#### ENTRIES

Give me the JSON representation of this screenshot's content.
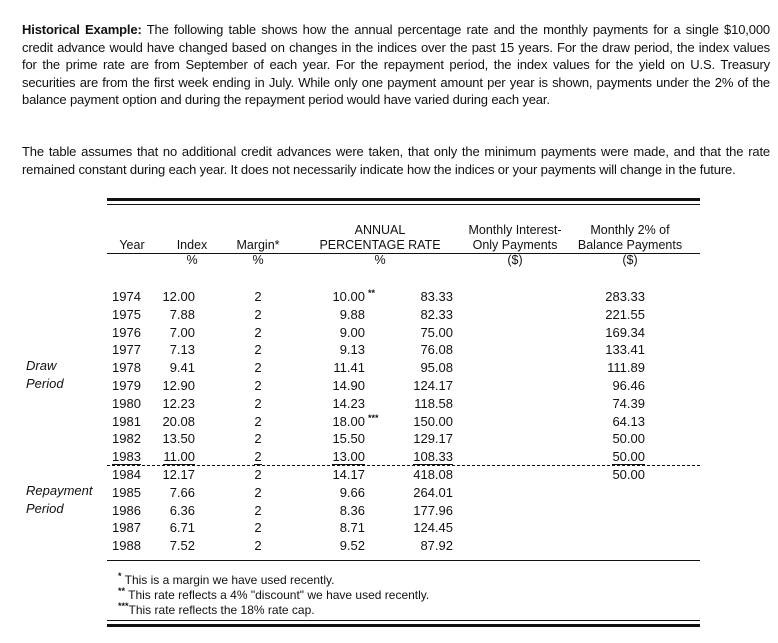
{
  "intro": {
    "lead": "Historical Example:",
    "text": " The following table shows how the annual percentage rate and the monthly payments for a single $10,000 credit advance would have changed based on changes in the indices over the past 15 years. For the draw period, the index values for the prime rate are from September of each year. For the repayment period, the index values for the yield on U.S. Treasury securities are from the first week ending in July. While only one payment amount per year is shown, payments under the 2% of the balance payment option and during the repayment period would have varied during each year.",
    "assumption": "The table assumes that no additional credit advances were taken, that only the minimum payments were made, and that the rate remained constant during each year. It does not necessarily indicate how the indices or your payments will change in the future."
  },
  "table": {
    "headers": {
      "year": "Year",
      "index": "Index",
      "index_unit": "%",
      "margin": "Margin*",
      "margin_unit": "%",
      "apr_1": "ANNUAL",
      "apr_2": "PERCENTAGE RATE",
      "apr_unit": "%",
      "interest_1": "Monthly Interest-",
      "interest_2": "Only Payments",
      "interest_unit": "($)",
      "balance_1": "Monthly 2% of",
      "balance_2": "Balance Payments",
      "balance_unit": "($)"
    },
    "periods": {
      "draw_1": "Draw",
      "draw_2": "Period",
      "repay_1": "Repayment",
      "repay_2": "Period"
    },
    "rows": [
      {
        "year": "1974",
        "index": "12.00",
        "margin": "2",
        "apr": "10.00",
        "note": "**",
        "interest": "83.33",
        "balance": "283.33"
      },
      {
        "year": "1975",
        "index": "7.88",
        "margin": "2",
        "apr": "9.88",
        "note": "",
        "interest": "82.33",
        "balance": "221.55"
      },
      {
        "year": "1976",
        "index": "7.00",
        "margin": "2",
        "apr": "9.00",
        "note": "",
        "interest": "75.00",
        "balance": "169.34"
      },
      {
        "year": "1977",
        "index": "7.13",
        "margin": "2",
        "apr": "9.13",
        "note": "",
        "interest": "76.08",
        "balance": "133.41"
      },
      {
        "year": "1978",
        "index": "9.41",
        "margin": "2",
        "apr": "11.41",
        "note": "",
        "interest": "95.08",
        "balance": "111.89"
      },
      {
        "year": "1979",
        "index": "12.90",
        "margin": "2",
        "apr": "14.90",
        "note": "",
        "interest": "124.17",
        "balance": "96.46"
      },
      {
        "year": "1980",
        "index": "12.23",
        "margin": "2",
        "apr": "14.23",
        "note": "",
        "interest": "118.58",
        "balance": "74.39"
      },
      {
        "year": "1981",
        "index": "20.08",
        "margin": "2",
        "apr": "18.00",
        "note": "***",
        "interest": "150.00",
        "balance": "64.13"
      },
      {
        "year": "1982",
        "index": "13.50",
        "margin": "2",
        "apr": "15.50",
        "note": "",
        "interest": "129.17",
        "balance": "50.00"
      },
      {
        "year": "1983",
        "index": "11.00",
        "margin": "2",
        "apr": "13.00",
        "note": "",
        "interest": "108.33",
        "balance": "50.00"
      },
      {
        "year": "1984",
        "index": "12.17",
        "margin": "2",
        "apr": "14.17",
        "note": "",
        "interest": "418.08",
        "balance": "50.00"
      },
      {
        "year": "1985",
        "index": "7.66",
        "margin": "2",
        "apr": "9.66",
        "note": "",
        "interest": "264.01",
        "balance": ""
      },
      {
        "year": "1986",
        "index": "6.36",
        "margin": "2",
        "apr": "8.36",
        "note": "",
        "interest": "177.96",
        "balance": ""
      },
      {
        "year": "1987",
        "index": "6.71",
        "margin": "2",
        "apr": "8.71",
        "note": "",
        "interest": "124.45",
        "balance": ""
      },
      {
        "year": "1988",
        "index": "7.52",
        "margin": "2",
        "apr": "9.52",
        "note": "",
        "interest": "87.92",
        "balance": ""
      }
    ]
  },
  "footnotes": [
    {
      "mark": "*",
      "text": " This is a margin we have used recently."
    },
    {
      "mark": "**",
      "text": " This rate reflects a 4% \"discount\" we have used recently."
    },
    {
      "mark": "***",
      "text": "This rate reflects the 18% rate cap."
    }
  ]
}
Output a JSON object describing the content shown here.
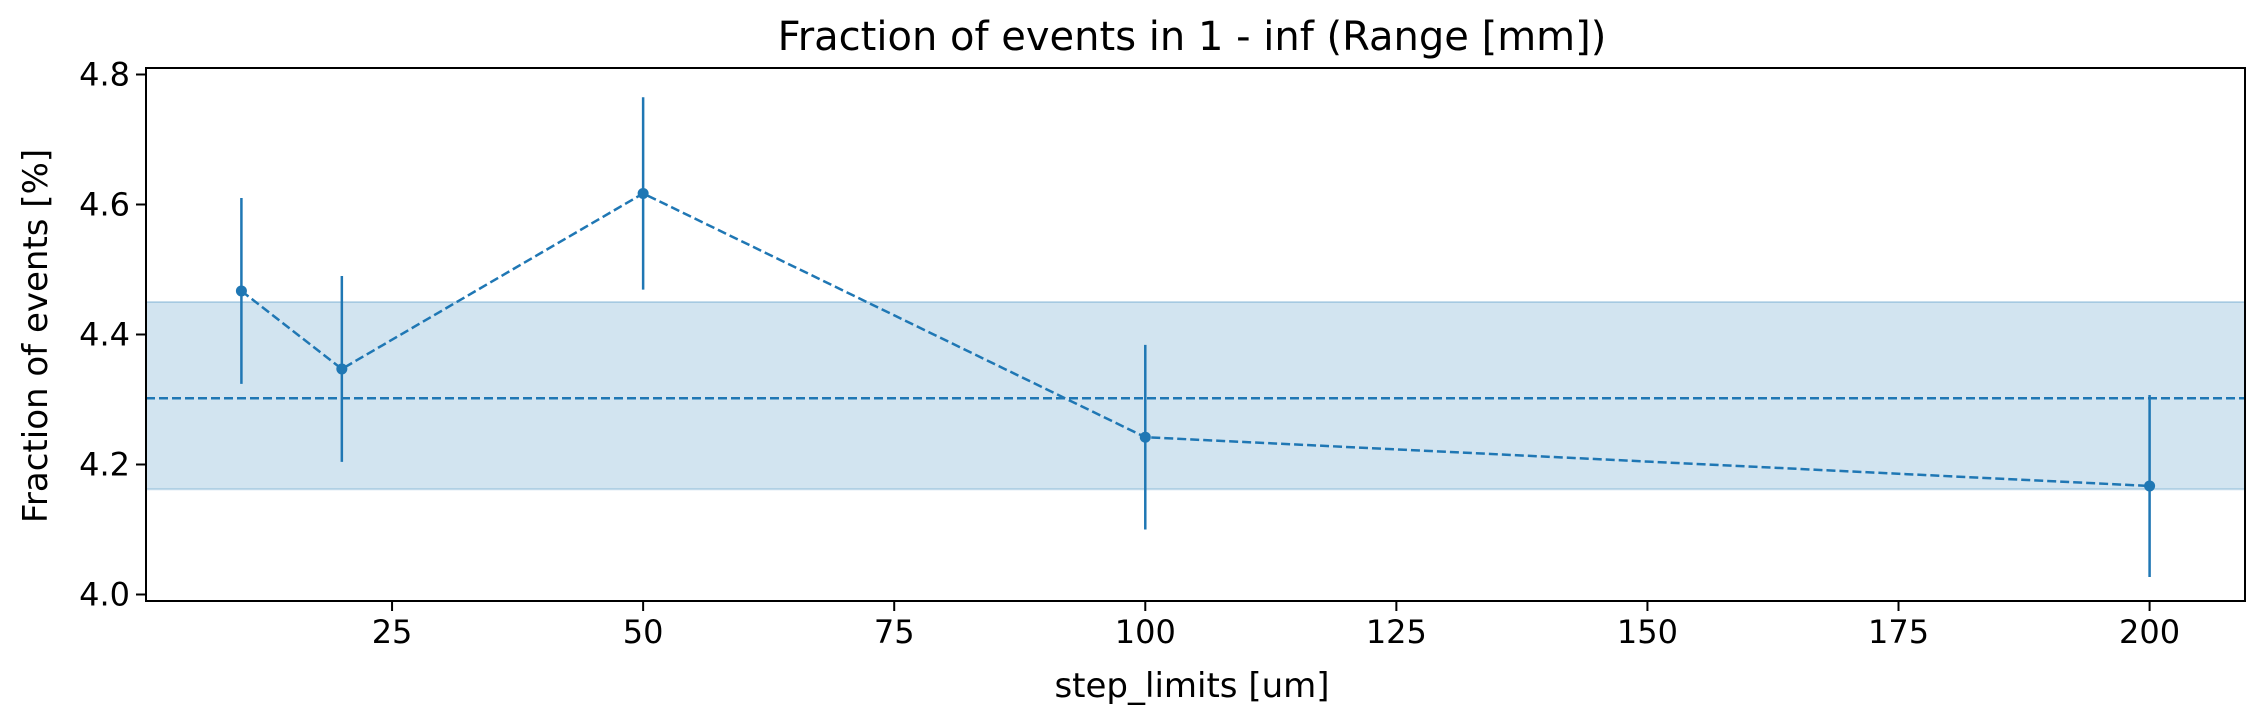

########

■ WHAT TO PRODUCE:
Exclude the pictures and transcribe all of the entries exactly.

■ WORKED SOLUTION:
Give me the JSON representation of this screenshot's content.
{
  "intro": {
    "lead": "Historical Example:",
    "text": " The following table shows how the annual percentage rate and the monthly payments for a single $10,000 credit advance would have changed based on changes in the indices over the past 15 years. For the draw period, the index values for the prime rate are from September of each year. For the repayment period, the index values for the yield on U.S. Treasury securities are from the first week ending in July. While only one payment amount per year is shown, payments under the 2% of the balance payment option and during the repayment period would have varied during each year.",
    "assumption": "The table assumes that no additional credit advances were taken, that only the minimum payments were made, and that the rate remained constant during each year. It does not necessarily indicate how the indices or your payments will change in the future."
  },
  "table": {
    "headers": {
      "year": "Year",
      "index": "Index",
      "index_unit": "%",
      "margin": "Margin*",
      "margin_unit": "%",
      "apr_1": "ANNUAL",
      "apr_2": "PERCENTAGE RATE",
      "apr_unit": "%",
      "interest_1": "Monthly Interest-",
      "interest_2": "Only Payments",
      "interest_unit": "($)",
      "balance_1": "Monthly 2% of",
      "balance_2": "Balance Payments",
      "balance_unit": "($)"
    },
    "periods": {
      "draw_1": "Draw",
      "draw_2": "Period",
      "repay_1": "Repayment",
      "repay_2": "Period"
    },
    "rows": [
      {
        "year": "1974",
        "index": "12.00",
        "margin": "2",
        "apr": "10.00",
        "note": "**",
        "interest": "83.33",
        "balance": "283.33"
      },
      {
        "year": "1975",
        "index": "7.88",
        "margin": "2",
        "apr": "9.88",
        "note": "",
        "interest": "82.33",
        "balance": "221.55"
      },
      {
        "year": "1976",
        "index": "7.00",
        "margin": "2",
        "apr": "9.00",
        "note": "",
        "interest": "75.00",
        "balance": "169.34"
      },
      {
        "year": "1977",
        "index": "7.13",
        "margin": "2",
        "apr": "9.13",
        "note": "",
        "interest": "76.08",
        "balance": "133.41"
      },
      {
        "year": "1978",
        "index": "9.41",
        "margin": "2",
        "apr": "11.41",
        "note": "",
        "interest": "95.08",
        "balance": "111.89"
      },
      {
        "year": "1979",
        "index": "12.90",
        "margin": "2",
        "apr": "14.90",
        "note": "",
        "interest": "124.17",
        "balance": "96.46"
      },
      {
        "year": "1980",
        "index": "12.23",
        "margin": "2",
        "apr": "14.23",
        "note": "",
        "interest": "118.58",
        "balance": "74.39"
      },
      {
        "year": "1981",
        "index": "20.08",
        "margin": "2",
        "apr": "18.00",
        "note": "***",
        "interest": "150.00",
        "balance": "64.13"
      },
      {
        "year": "1982",
        "index": "13.50",
        "margin": "2",
        "apr": "15.50",
        "note": "",
        "interest": "129.17",
        "balance": "50.00"
      },
      {
        "year": "1983",
        "index": "11.00",
        "margin": "2",
        "apr": "13.00",
        "note": "",
        "interest": "108.33",
        "balance": "50.00"
      },
      {
        "year": "1984",
        "index": "12.17",
        "margin": "2",
        "apr": "14.17",
        "note": "",
        "interest": "418.08",
        "balance": "50.00"
      },
      {
        "year": "1985",
        "index": "7.66",
        "margin": "2",
        "apr": "9.66",
        "note": "",
        "interest": "264.01",
        "balance": ""
      },
      {
        "year": "1986",
        "index": "6.36",
        "margin": "2",
        "apr": "8.36",
        "note": "",
        "interest": "177.96",
        "balance": ""
      },
      {
        "year": "1987",
        "index": "6.71",
        "margin": "2",
        "apr": "8.71",
        "note": "",
        "interest": "124.45",
        "balance": ""
      },
      {
        "year": "1988",
        "index": "7.52",
        "margin": "2",
        "apr": "9.52",
        "note": "",
        "interest": "87.92",
        "balance": ""
      }
    ]
  },
  "footnotes": [
    {
      "mark": "*",
      "text": " This is a margin we have used recently."
    },
    {
      "mark": "**",
      "text": " This rate reflects a 4% \"discount\" we have used recently."
    },
    {
      "mark": "***",
      "text": "This rate reflects the 18% rate cap."
    }
  ]
}
Output a JSON object describing the content shown here.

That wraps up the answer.